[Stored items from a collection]
════════

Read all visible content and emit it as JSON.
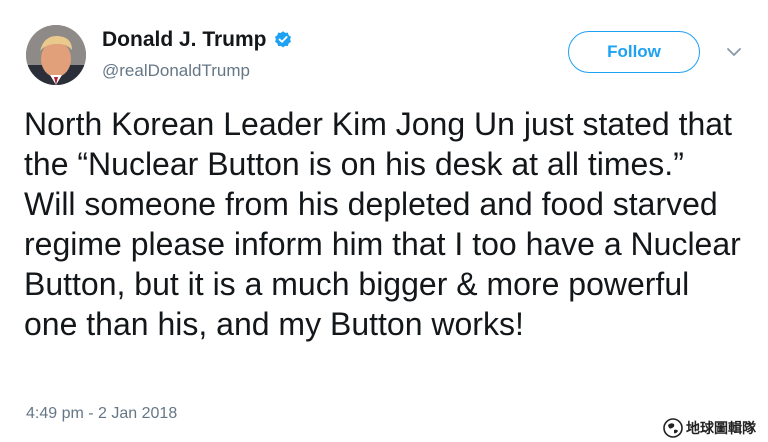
{
  "tweet": {
    "author": {
      "display_name": "Donald J. Trump",
      "handle": "@realDonaldTrump",
      "verified": true
    },
    "follow_label": "Follow",
    "text": "North Korean Leader Kim Jong Un just stated that the “Nuclear Button is on his desk at all times.” Will someone from his depleted and food starved regime please inform him that I too have a Nuclear Button, but it is a much bigger & more powerful one than his, and my Button works!",
    "timestamp": "4:49 pm - 2 Jan 2018"
  },
  "watermark": {
    "text": "地球圖輯隊"
  },
  "icons": {
    "verified": "verified-badge-icon",
    "menu": "chevron-down-icon",
    "watermark_logo": "globe-logo-icon"
  },
  "colors": {
    "brand_blue": "#1da1f2",
    "text_primary": "#14171a",
    "text_secondary": "#657786"
  }
}
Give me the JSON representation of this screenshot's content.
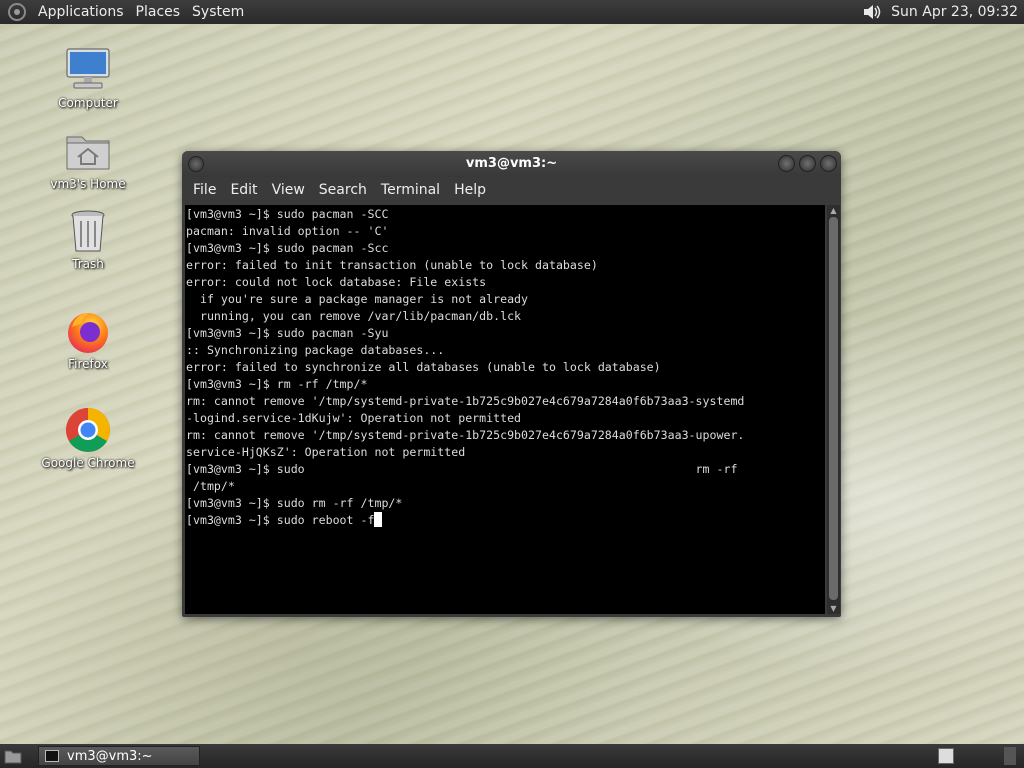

════════

▶ [THE EXERCISE] Extract every line above containing the word "verified".

▶ [THE RESPONSE]
      "verified": true
    "verified": "verified-badge-icon",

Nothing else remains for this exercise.